Copy the lines that follow, keeping every character the same.

--- start of RAW DATA ---

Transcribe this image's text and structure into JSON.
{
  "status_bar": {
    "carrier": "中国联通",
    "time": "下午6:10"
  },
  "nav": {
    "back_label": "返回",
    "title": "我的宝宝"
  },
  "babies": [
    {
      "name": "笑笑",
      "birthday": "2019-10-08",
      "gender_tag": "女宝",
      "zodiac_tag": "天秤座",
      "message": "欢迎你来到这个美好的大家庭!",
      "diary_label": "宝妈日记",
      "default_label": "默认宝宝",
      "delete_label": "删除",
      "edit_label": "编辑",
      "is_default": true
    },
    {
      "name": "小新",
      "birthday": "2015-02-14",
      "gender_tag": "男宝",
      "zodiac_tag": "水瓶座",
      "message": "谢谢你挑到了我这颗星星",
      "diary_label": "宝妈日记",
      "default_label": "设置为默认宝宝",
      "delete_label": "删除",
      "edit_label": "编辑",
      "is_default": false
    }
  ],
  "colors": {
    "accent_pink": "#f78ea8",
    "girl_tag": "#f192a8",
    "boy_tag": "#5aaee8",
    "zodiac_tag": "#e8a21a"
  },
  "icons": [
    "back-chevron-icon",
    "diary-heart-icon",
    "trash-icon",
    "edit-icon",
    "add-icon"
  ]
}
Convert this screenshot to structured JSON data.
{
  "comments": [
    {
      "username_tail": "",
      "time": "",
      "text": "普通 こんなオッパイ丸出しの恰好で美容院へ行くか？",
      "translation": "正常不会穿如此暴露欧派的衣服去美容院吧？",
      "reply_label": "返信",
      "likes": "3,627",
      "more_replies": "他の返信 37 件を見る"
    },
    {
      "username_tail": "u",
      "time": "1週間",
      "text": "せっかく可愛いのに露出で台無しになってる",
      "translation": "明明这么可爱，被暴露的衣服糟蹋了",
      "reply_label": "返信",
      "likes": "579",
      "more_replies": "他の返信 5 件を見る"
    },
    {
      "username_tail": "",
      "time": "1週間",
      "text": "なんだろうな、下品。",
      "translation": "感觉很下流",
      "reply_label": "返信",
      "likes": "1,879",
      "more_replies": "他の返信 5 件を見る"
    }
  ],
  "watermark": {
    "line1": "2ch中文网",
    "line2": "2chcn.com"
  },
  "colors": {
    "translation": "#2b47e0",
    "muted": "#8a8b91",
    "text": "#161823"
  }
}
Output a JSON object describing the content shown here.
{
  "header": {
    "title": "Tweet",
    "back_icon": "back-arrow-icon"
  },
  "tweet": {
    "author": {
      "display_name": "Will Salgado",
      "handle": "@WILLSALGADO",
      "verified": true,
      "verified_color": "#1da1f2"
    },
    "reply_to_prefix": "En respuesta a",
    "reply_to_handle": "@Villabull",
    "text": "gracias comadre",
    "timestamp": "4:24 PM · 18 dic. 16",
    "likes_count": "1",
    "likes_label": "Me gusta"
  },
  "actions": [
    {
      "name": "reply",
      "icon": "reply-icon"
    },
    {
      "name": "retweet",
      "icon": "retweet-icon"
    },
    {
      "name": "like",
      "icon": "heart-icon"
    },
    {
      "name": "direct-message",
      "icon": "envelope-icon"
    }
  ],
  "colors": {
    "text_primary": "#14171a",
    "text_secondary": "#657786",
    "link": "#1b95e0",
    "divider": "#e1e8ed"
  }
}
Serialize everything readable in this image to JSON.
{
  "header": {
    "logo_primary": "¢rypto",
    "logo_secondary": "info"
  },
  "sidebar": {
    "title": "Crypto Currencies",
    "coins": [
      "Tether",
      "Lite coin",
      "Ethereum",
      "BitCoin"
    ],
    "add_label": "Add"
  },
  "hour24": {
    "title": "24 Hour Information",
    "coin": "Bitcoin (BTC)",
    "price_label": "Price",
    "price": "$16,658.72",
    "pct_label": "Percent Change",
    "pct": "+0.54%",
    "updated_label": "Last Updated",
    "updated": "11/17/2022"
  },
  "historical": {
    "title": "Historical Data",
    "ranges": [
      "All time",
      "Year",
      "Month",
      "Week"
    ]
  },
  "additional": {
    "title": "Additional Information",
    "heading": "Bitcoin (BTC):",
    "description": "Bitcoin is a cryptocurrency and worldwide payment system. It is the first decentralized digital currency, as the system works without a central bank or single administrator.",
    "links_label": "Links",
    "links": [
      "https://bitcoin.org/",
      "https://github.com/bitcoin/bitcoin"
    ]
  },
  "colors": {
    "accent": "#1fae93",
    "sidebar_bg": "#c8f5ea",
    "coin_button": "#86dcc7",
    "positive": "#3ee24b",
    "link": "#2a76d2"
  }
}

--- end of RAW DATA ---

ANSWER TO THE PROBLEM:
Transcribe this image's text and structure into JSON.
{
  "status_bar": {
    "carrier": "中国联通",
    "time": "下午6:10"
  },
  "nav": {
    "back_label": "返回",
    "title": "我的宝宝"
  },
  "babies": [
    {
      "name": "笑笑",
      "birthday": "2019-10-08",
      "gender_tag": "女宝",
      "zodiac_tag": "天秤座",
      "message": "欢迎你来到这个美好的大家庭!",
      "diary_label": "宝妈日记",
      "default_label": "默认宝宝",
      "delete_label": "删除",
      "edit_label": "编辑",
      "is_default": true
    },
    {
      "name": "小新",
      "birthday": "2015-02-14",
      "gender_tag": "男宝",
      "zodiac_tag": "水瓶座",
      "message": "谢谢你挑到了我这颗星星",
      "diary_label": "宝妈日记",
      "default_label": "设置为默认宝宝",
      "delete_label": "删除",
      "edit_label": "编辑",
      "is_default": false
    }
  ],
  "colors": {
    "accent_pink": "#f78ea8",
    "girl_tag": "#f192a8",
    "boy_tag": "#5aaee8",
    "zodiac_tag": "#e8a21a"
  },
  "icons": [
    "back-chevron-icon",
    "diary-heart-icon",
    "trash-icon",
    "edit-icon",
    "add-icon"
  ]
}
Convert this screenshot to structured JSON data.
{
  "comments": [
    {
      "username_tail": "",
      "time": "",
      "text": "普通 こんなオッパイ丸出しの恰好で美容院へ行くか？",
      "translation": "正常不会穿如此暴露欧派的衣服去美容院吧？",
      "reply_label": "返信",
      "likes": "3,627",
      "more_replies": "他の返信 37 件を見る"
    },
    {
      "username_tail": "u",
      "time": "1週間",
      "text": "せっかく可愛いのに露出で台無しになってる",
      "translation": "明明这么可爱，被暴露的衣服糟蹋了",
      "reply_label": "返信",
      "likes": "579",
      "more_replies": "他の返信 5 件を見る"
    },
    {
      "username_tail": "",
      "time": "1週間",
      "text": "なんだろうな、下品。",
      "translation": "感觉很下流",
      "reply_label": "返信",
      "likes": "1,879",
      "more_replies": "他の返信 5 件を見る"
    }
  ],
  "watermark": {
    "line1": "2ch中文网",
    "line2": "2chcn.com"
  },
  "colors": {
    "translation": "#2b47e0",
    "muted": "#8a8b91",
    "text": "#161823"
  }
}
Output a JSON object describing the content shown here.
{
  "header": {
    "title": "Tweet",
    "back_icon": "back-arrow-icon"
  },
  "tweet": {
    "author": {
      "display_name": "Will Salgado",
      "handle": "@WILLSALGADO",
      "verified": true,
      "verified_color": "#1da1f2"
    },
    "reply_to_prefix": "En respuesta a",
    "reply_to_handle": "@Villabull",
    "text": "gracias comadre",
    "timestamp": "4:24 PM · 18 dic. 16",
    "likes_count": "1",
    "likes_label": "Me gusta"
  },
  "actions": [
    {
      "name": "reply",
      "icon": "reply-icon"
    },
    {
      "name": "retweet",
      "icon": "retweet-icon"
    },
    {
      "name": "like",
      "icon": "heart-icon"
    },
    {
      "name": "direct-message",
      "icon": "envelope-icon"
    }
  ],
  "colors": {
    "text_primary": "#14171a",
    "text_secondary": "#657786",
    "link": "#1b95e0",
    "divider": "#e1e8ed"
  }
}
Serialize everything readable in this image to JSON.
{
  "header": {
    "logo_primary": "¢rypto",
    "logo_secondary": "info"
  },
  "sidebar": {
    "title": "Crypto Currencies",
    "coins": [
      "Tether",
      "Lite coin",
      "Ethereum",
      "BitCoin"
    ],
    "add_label": "Add"
  },
  "hour24": {
    "title": "24 Hour Information",
    "coin": "Bitcoin (BTC)",
    "price_label": "Price",
    "price": "$16,658.72",
    "pct_label": "Percent Change",
    "pct": "+0.54%",
    "updated_label": "Last Updated",
    "updated": "11/17/2022"
  },
  "historical": {
    "title": "Historical Data",
    "ranges": [
      "All time",
      "Year",
      "Month",
      "Week"
    ]
  },
  "additional": {
    "title": "Additional Information",
    "heading": "Bitcoin (BTC):",
    "description": "Bitcoin is a cryptocurrency and worldwide payment system. It is the first decentralized digital currency, as the system works without a central bank or single administrator.",
    "links_label": "Links",
    "links": [
      "https://bitcoin.org/",
      "https://github.com/bitcoin/bitcoin"
    ]
  },
  "colors": {
    "accent": "#1fae93",
    "sidebar_bg": "#c8f5ea",
    "coin_button": "#86dcc7",
    "positive": "#3ee24b",
    "link": "#2a76d2"
  }
}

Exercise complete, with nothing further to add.